### Source data
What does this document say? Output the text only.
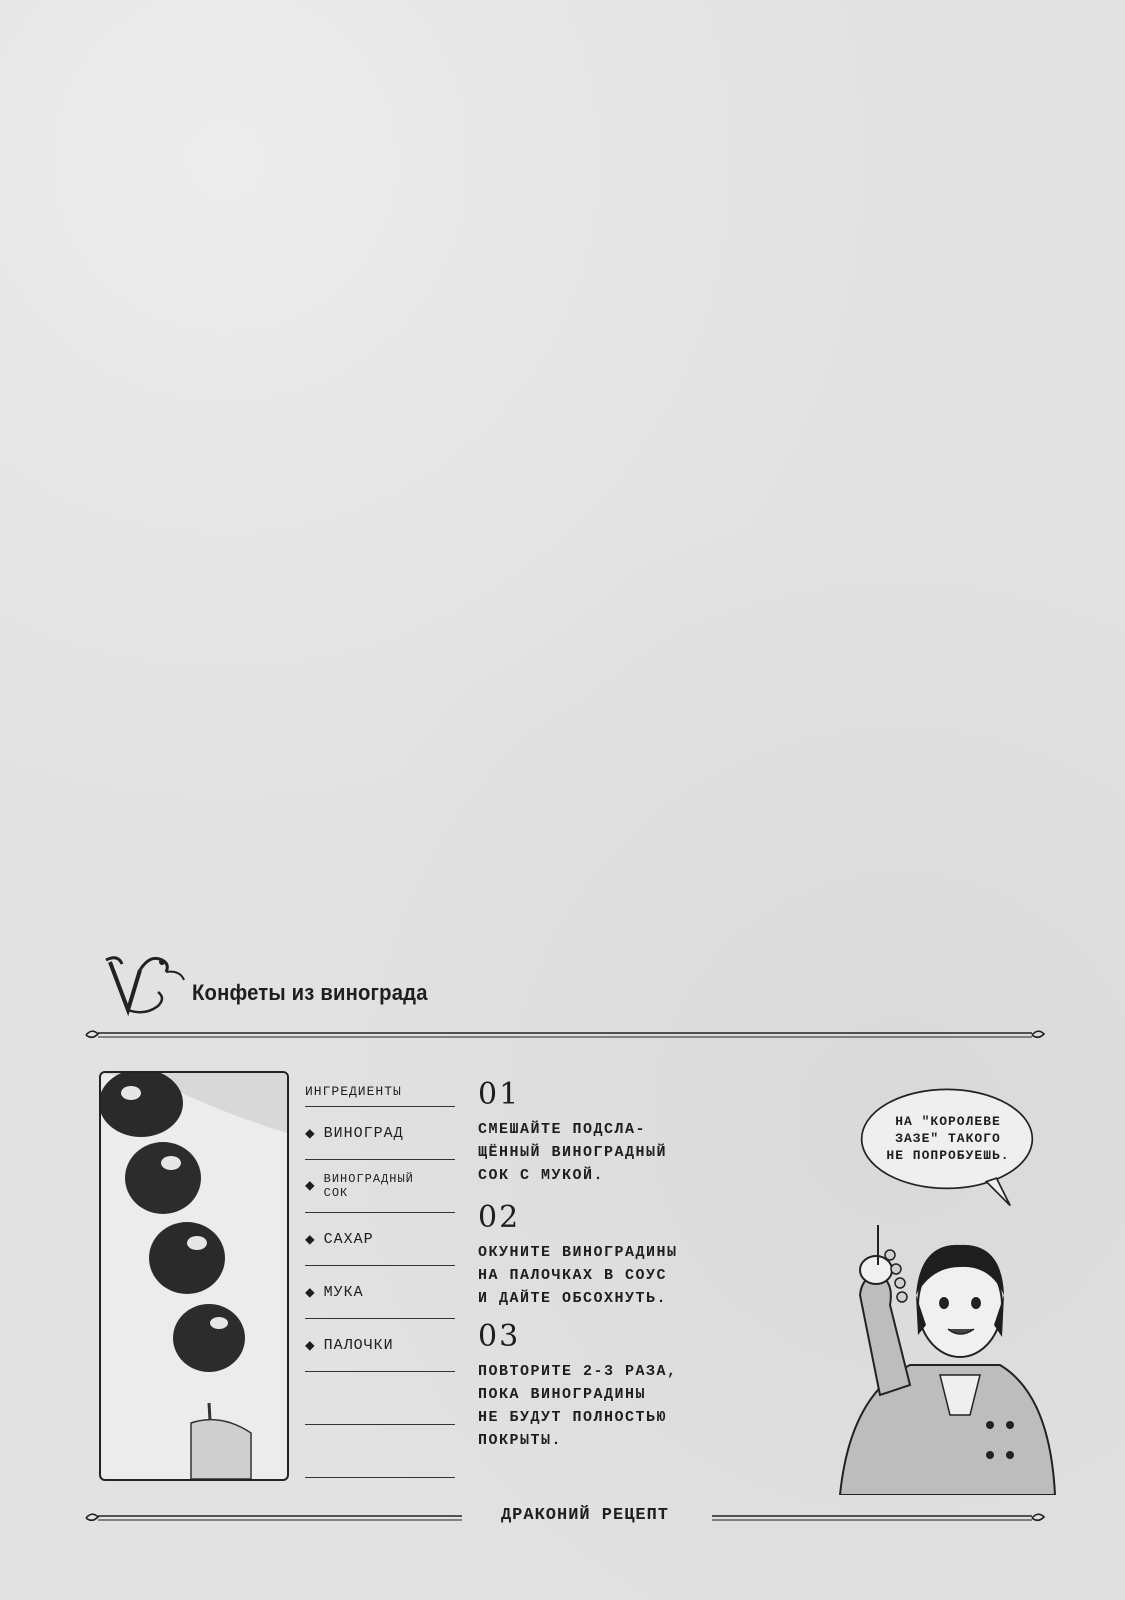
Конфеты из винограда
ИНГРЕДИЕНТЫ
◆ ВИНОГРАД
◆ ВИНОГРАДНЫЙ СОК
◆ САХАР
◆ МУКА
◆ ПАЛОЧКИ
01
СМЕШАЙТЕ ПОДСЛА-
ЩЁННЫЙ ВИНОГРАДНЫЙ
СОК С МУКОЙ.
02
ОКУНИТЕ ВИНОГРАДИНЫ
НА ПАЛОЧКАХ В СОУС
И ДАЙТЕ ОБСОХНУТЬ.
03
ПОВТОРИТЕ 2-3 РАЗА,
ПОКА ВИНОГРАДИНЫ
НЕ БУДУТ ПОЛНОСТЬЮ
ПОКРЫТЫ.
НА "КОРОЛЕВЕ
ЗАЗЕ" ТАКОГО
НЕ ПОПРОБУЕШЬ.
ДРАКОНИЙ РЕЦЕПТ
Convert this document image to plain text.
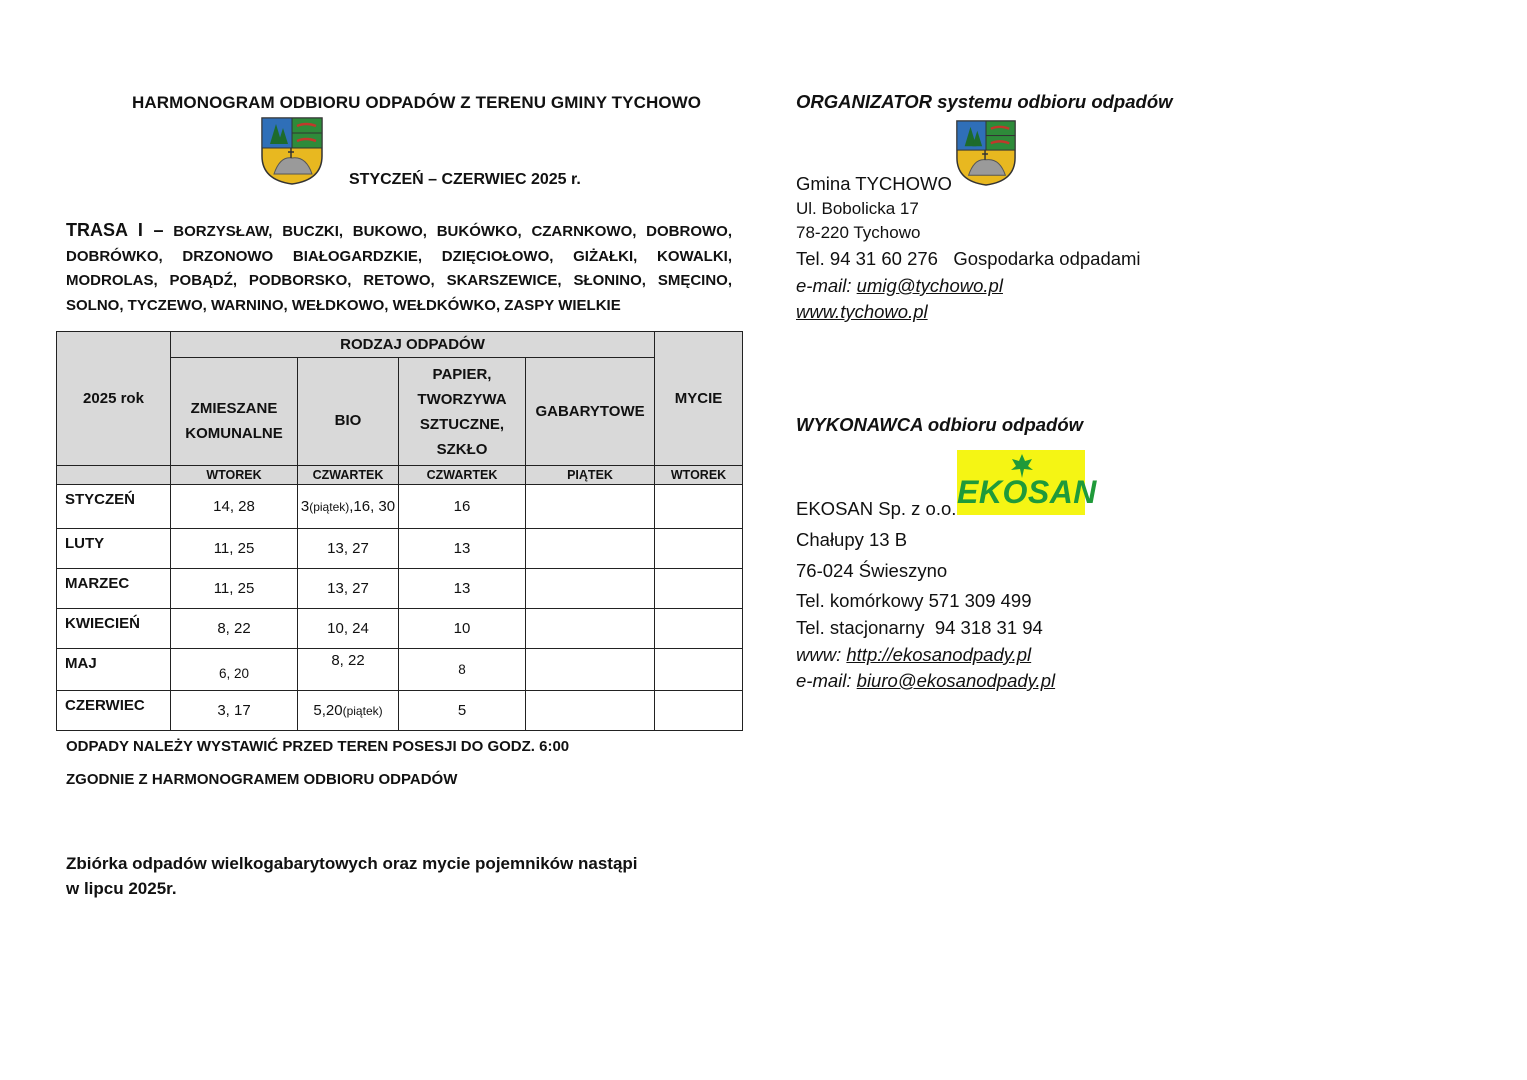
HARMONOGRAM ODBIORU ODPADÓW Z TERENU GMINY TYCHOWO
STYCZEŃ – CZERWIEC 2025 r.
TRASA I – BORZYSŁAW, BUCZKI, BUKOWO, BUKÓWKO, CZARNKOWO, DOBROWO, DOBRÓWKO, DRZONOWO BIAŁOGARDZKIE, DZIĘCIOŁOWO, GIŻAŁKI, KOWALKI, MODROLAS, POBĄDŹ, PODBORSKO, RETOWO, SKARSZEWICE, SŁONINO, SMĘCINO, SOLNO, TYCZEWO, WARNINO, WEŁDKOWO, WEŁDKÓWKO, ZASPY WIELKIE
2025 rok	RODZAJ ODPADÓW				MYCIE
	ZMIESZANE KOMUNALNE	BIO	PAPIER, TWORZYWA SZTUCZNE, SZKŁO	GABARYTOWE	
	WTOREK	CZWARTEK	CZWARTEK	PIĄTEK	WTOREK
STYCZEŃ	14, 28	3(piątek),16, 30	16		
LUTY	11, 25	13, 27	13		
MARZEC	11, 25	13, 27	13		
KWIECIEŃ	8, 22	10, 24	10		
MAJ	6, 20	8, 22	8		
CZERWIEC	3, 17	5,20(piątek)	5		
ODPADY NALEŻY WYSTAWIĆ PRZED TEREN POSESJI DO GODZ. 6:00
ZGODNIE Z HARMONOGRAMEM ODBIORU ODPADÓW
Zbiórka odpadów wielkogabarytowych oraz mycie pojemników nastąpi
w lipcu 2025r.
ORGANIZATOR systemu odbioru odpadów
Gmina TYCHOWO
Ul. Bobolicka 17
78-220 Tychowo
Tel. 94 31 60 276   Gospodarka odpadami
e-mail: umig@tychowo.pl
www.tychowo.pl
WYKONAWCA odbioru odpadów
EKOSAN
EKOSAN Sp. z o.o.
Chałupy 13 B
76-024 Świeszyno
Tel. komórkowy 571 309 499
Tel. stacjonarny  94 318 31 94
www: http://ekosanodpady.pl
e-mail: biuro@ekosanodpady.pl
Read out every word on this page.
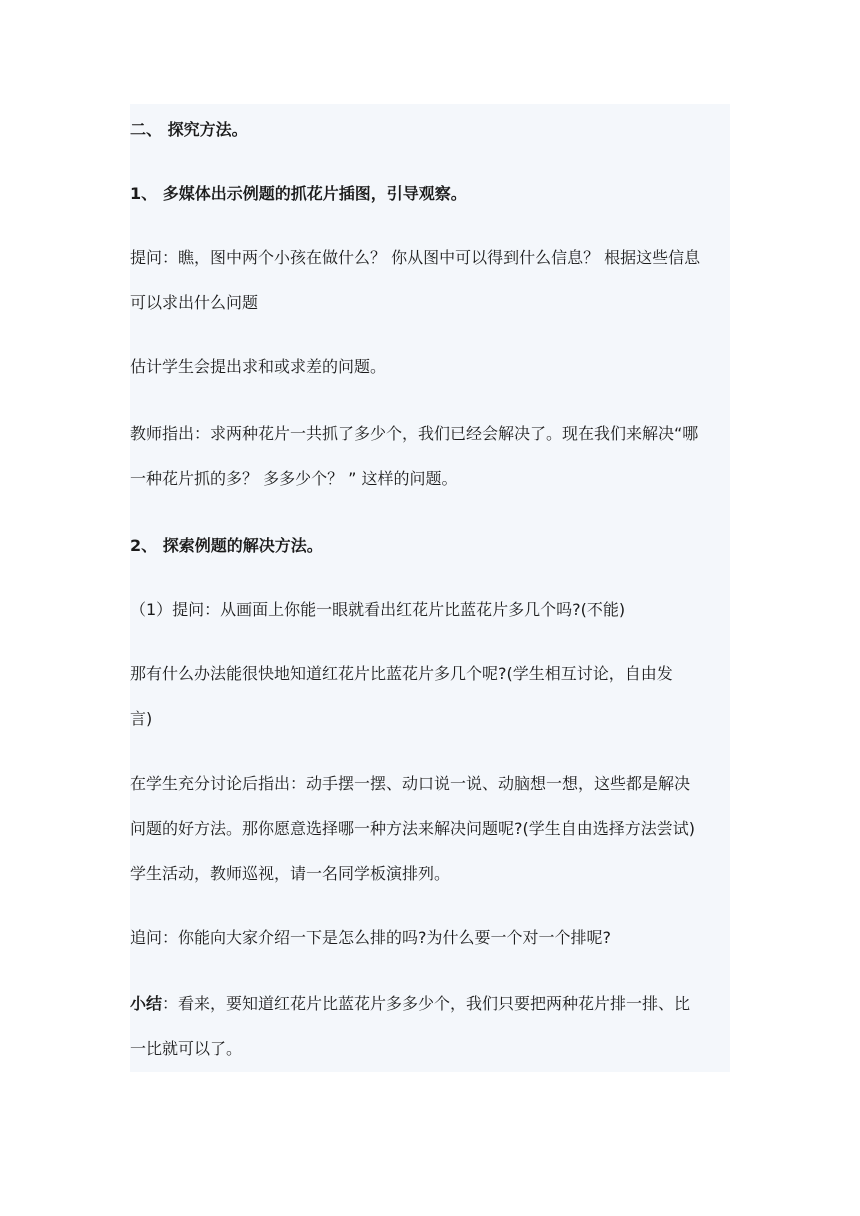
二、 探究方法。
1、 多媒体出示例题的抓花片插图，引导观察。
提问：瞧，图中两个小孩在做什么？ 你从图中可以得到什么信息？ 根据这些信息
可以求出什么问题
估计学生会提出求和或求差的问题。
教师指出：求两种花片一共抓了多少个，我们已经会解决了。现在我们来解决“哪
一种花片抓的多？ 多多少个？ ” 这样的问题。
2、 探索例题的解决方法。
（1）提问：从画面上你能一眼就看出红花片比蓝花片多几个吗?(不能)
那有什么办法能很快地知道红花片比蓝花片多几个呢?(学生相互讨论，自由发
言)
在学生充分讨论后指出：动手摆一摆、动口说一说、动脑想一想，这些都是解决
问题的好方法。那你愿意选择哪一种方法来解决问题呢?(学生自由选择方法尝试)
学生活动，教师巡视，请一名同学板演排列。
追问：你能向大家介绍一下是怎么排的吗?为什么要一个对一个排呢?
小结：看来，要知道红花片比蓝花片多多少个，我们只要把两种花片排一排、比
一比就可以了。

### INSTRUCTION
Set every line down exactly as written, leaving each picture out.

### CORRECT ANSWER
What does this document say? Output the text only.
Конфеты из винограда
ИНГРЕДИЕНТЫ
◆ ВИНОГРАД
◆ ВИНОГРАДНЫЙ СОК
◆ САХАР
◆ МУКА
◆ ПАЛОЧКИ
01
СМЕШАЙТЕ ПОДСЛА-
ЩЁННЫЙ ВИНОГРАДНЫЙ
СОК С МУКОЙ.
02
ОКУНИТЕ ВИНОГРАДИНЫ
НА ПАЛОЧКАХ В СОУС
И ДАЙТЕ ОБСОХНУТЬ.
03
ПОВТОРИТЕ 2-3 РАЗА,
ПОКА ВИНОГРАДИНЫ
НЕ БУДУТ ПОЛНОСТЬЮ
ПОКРЫТЫ.
НА "КОРОЛЕВЕ
ЗАЗЕ" ТАКОГО
НЕ ПОПРОБУЕШЬ.
ДРАКОНИЙ РЕЦЕПТ
Convert this document image to plain text.
HARMONOGRAM ODBIORU ODPADÓW Z TERENU GMINY TYCHOWO
STYCZEŃ – CZERWIEC 2025 r.
TRASA I – BORZYSŁAW, BUCZKI, BUKOWO, BUKÓWKO, CZARNKOWO, DOBROWO, DOBRÓWKO, DRZONOWO BIAŁOGARDZKIE, DZIĘCIOŁOWO, GIŻAŁKI, KOWALKI, MODROLAS, POBĄDŹ, PODBORSKO, RETOWO, SKARSZEWICE, SŁONINO, SMĘCINO, SOLNO, TYCZEWO, WARNINO, WEŁDKOWO, WEŁDKÓWKO, ZASPY WIELKIE
2025 rok	RODZAJ ODPADÓW				MYCIE
	ZMIESZANE KOMUNALNE	BIO	PAPIER, TWORZYWA SZTUCZNE, SZKŁO	GABARYTOWE	
	WTOREK	CZWARTEK	CZWARTEK	PIĄTEK	WTOREK
STYCZEŃ	14, 28	3(piątek),16, 30	16		
LUTY	11, 25	13, 27	13		
MARZEC	11, 25	13, 27	13		
KWIECIEŃ	8, 22	10, 24	10		
MAJ	6, 20	8, 22	8		
CZERWIEC	3, 17	5,20(piątek)	5		
ODPADY NALEŻY WYSTAWIĆ PRZED TEREN POSESJI DO GODZ. 6:00
ZGODNIE Z HARMONOGRAMEM ODBIORU ODPADÓW
Zbiórka odpadów wielkogabarytowych oraz mycie pojemników nastąpi
w lipcu 2025r.
ORGANIZATOR systemu odbioru odpadów
Gmina TYCHOWO
Ul. Bobolicka 17
78-220 Tychowo
Tel. 94 31 60 276   Gospodarka odpadami
e-mail: umig@tychowo.pl
www.tychowo.pl
WYKONAWCA odbioru odpadów
EKOSAN
EKOSAN Sp. z o.o.
Chałupy 13 B
76-024 Świeszyno
Tel. komórkowy 571 309 499
Tel. stacjonarny  94 318 31 94
www: http://ekosanodpady.pl
e-mail: biuro@ekosanodpady.pl
Read out every word on this page.
二、 探究方法。
1、 多媒体出示例题的抓花片插图，引导观察。
提问：瞧，图中两个小孩在做什么？ 你从图中可以得到什么信息？ 根据这些信息
可以求出什么问题
估计学生会提出求和或求差的问题。
教师指出：求两种花片一共抓了多少个，我们已经会解决了。现在我们来解决“哪
一种花片抓的多？ 多多少个？ ” 这样的问题。
2、 探索例题的解决方法。
（1）提问：从画面上你能一眼就看出红花片比蓝花片多几个吗?(不能)
那有什么办法能很快地知道红花片比蓝花片多几个呢?(学生相互讨论，自由发
言)
在学生充分讨论后指出：动手摆一摆、动口说一说、动脑想一想，这些都是解决
问题的好方法。那你愿意选择哪一种方法来解决问题呢?(学生自由选择方法尝试)
学生活动，教师巡视，请一名同学板演排列。
追问：你能向大家介绍一下是怎么排的吗?为什么要一个对一个排呢?
小结：看来，要知道红花片比蓝花片多多少个，我们只要把两种花片排一排、比
一比就可以了。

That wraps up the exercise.